• [WORK REQUIRED]:
Go through the listing below and gather every line with the word "Narendra".

• [INPUT ROWS]:
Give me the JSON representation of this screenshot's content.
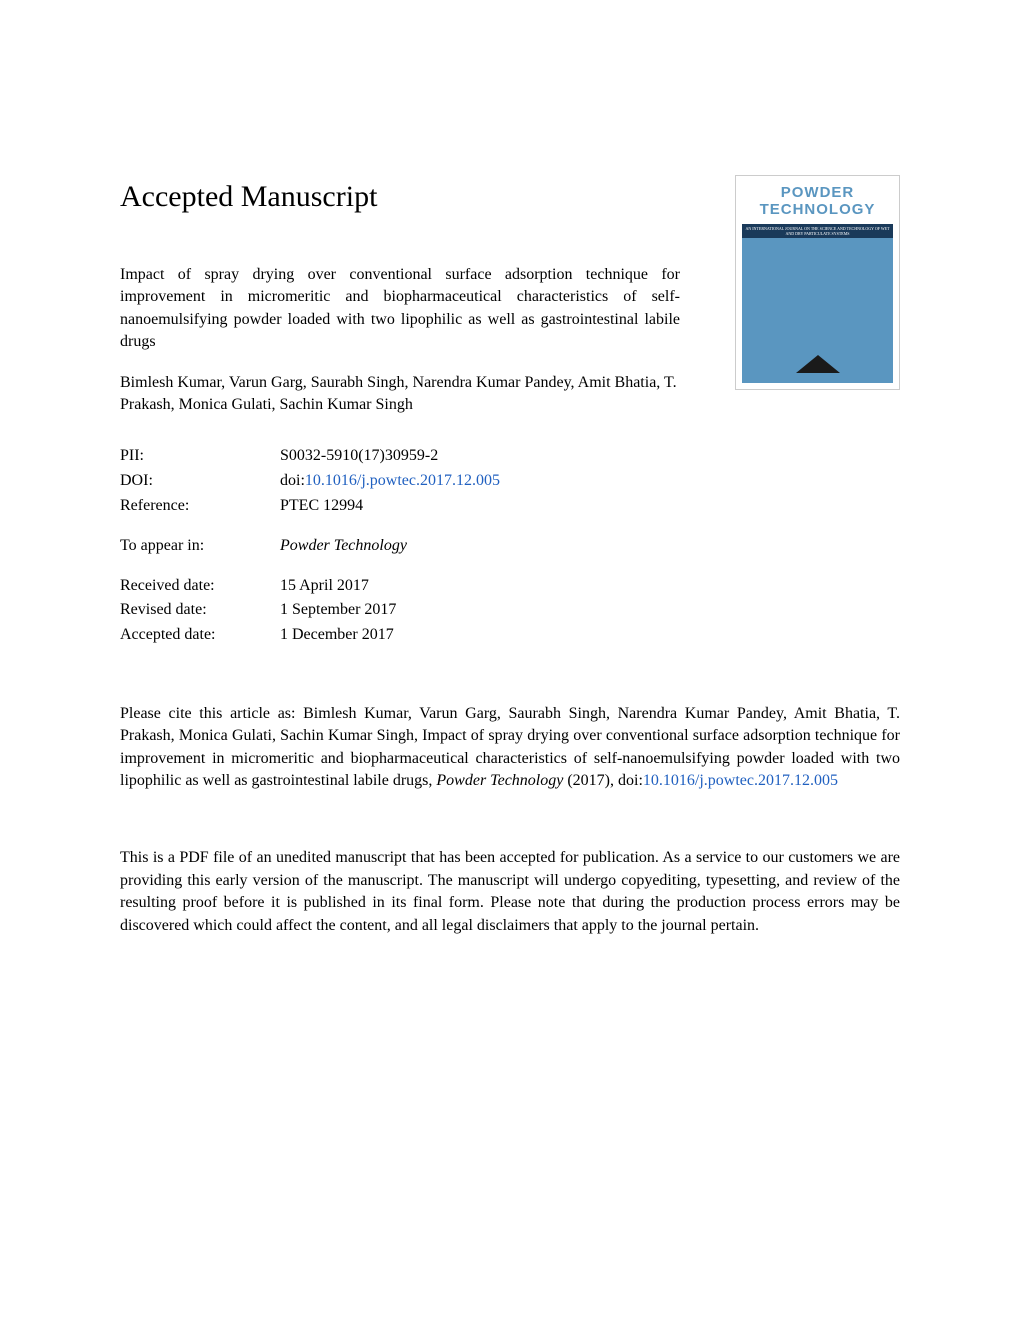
{
  "heading": "Accepted Manuscript",
  "journal_cover": {
    "name_line1": "POWDER",
    "name_line2": "TECHNOLOGY",
    "subtitle": "AN INTERNATIONAL JOURNAL ON THE SCIENCE AND TECHNOLOGY OF WET AND DRY PARTICULATE SYSTEMS",
    "bg_color": "#5a96c0",
    "bar_color": "#1a3a5a",
    "triangle_color": "#1a1a1a"
  },
  "paper_title": "Impact of spray drying over conventional surface adsorption technique for improvement in micromeritic and biopharmaceutical characteristics of self-nanoemulsifying powder loaded with two lipophilic as well as gastrointestinal labile drugs",
  "authors": "Bimlesh Kumar, Varun Garg, Saurabh Singh, Narendra Kumar Pandey, Amit Bhatia, T. Prakash, Monica Gulati, Sachin Kumar Singh",
  "meta": {
    "pii_label": "PII:",
    "pii_value": "S0032-5910(17)30959-2",
    "doi_label": "DOI:",
    "doi_prefix": "doi:",
    "doi_link": "10.1016/j.powtec.2017.12.005",
    "reference_label": "Reference:",
    "reference_value": "PTEC 12994",
    "appear_label": "To appear in:",
    "appear_value": "Powder Technology",
    "received_label": "Received date:",
    "received_value": "15 April 2017",
    "revised_label": "Revised date:",
    "revised_value": "1 September 2017",
    "accepted_label": "Accepted date:",
    "accepted_value": "1 December 2017"
  },
  "citation": {
    "prefix": "Please cite this article as: Bimlesh Kumar, Varun Garg, Saurabh Singh, Narendra Kumar Pandey, Amit Bhatia, T. Prakash, Monica Gulati, Sachin Kumar Singh, Impact of spray drying over conventional surface adsorption technique for improvement in micromeritic and biopharmaceutical characteristics of self-nanoemulsifying powder loaded with two lipophilic as well as gastrointestinal labile drugs, ",
    "journal": "Powder Technology",
    "year": " (2017), doi:",
    "doi_link": "10.1016/j.powtec.2017.12.005"
  },
  "disclaimer": "This is a PDF file of an unedited manuscript that has been accepted for publication. As a service to our customers we are providing this early version of the manuscript. The manuscript will undergo copyediting, typesetting, and review of the resulting proof before it is published in its final form. Please note that during the production process errors may be discovered which could affect the content, and all legal disclaimers that apply to the journal pertain.",
  "colors": {
    "text": "#000000",
    "link": "#2060c0",
    "background": "#ffffff"
  },
  "typography": {
    "heading_fontsize": 30,
    "body_fontsize": 16,
    "font_family": "Georgia serif"
  }
}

• [ANSWER]:
  "authors": "Bimlesh Kumar, Varun Garg, Saurabh Singh, Narendra Kumar Pandey, Amit Bhatia, T. Prakash, Monica Gulati, Sachin Kumar Singh",
    "prefix": "Please cite this article as: Bimlesh Kumar, Varun Garg, Saurabh Singh, Narendra Kumar Pandey, Amit Bhatia, T. Prakash, Monica Gulati, Sachin Kumar Singh, Impact of spray drying over conventional surface adsorption technique for improvement in micromeritic and biopharmaceutical characteristics of self-nanoemulsifying powder loaded with two lipophilic as well as gastrointestinal labile drugs, ",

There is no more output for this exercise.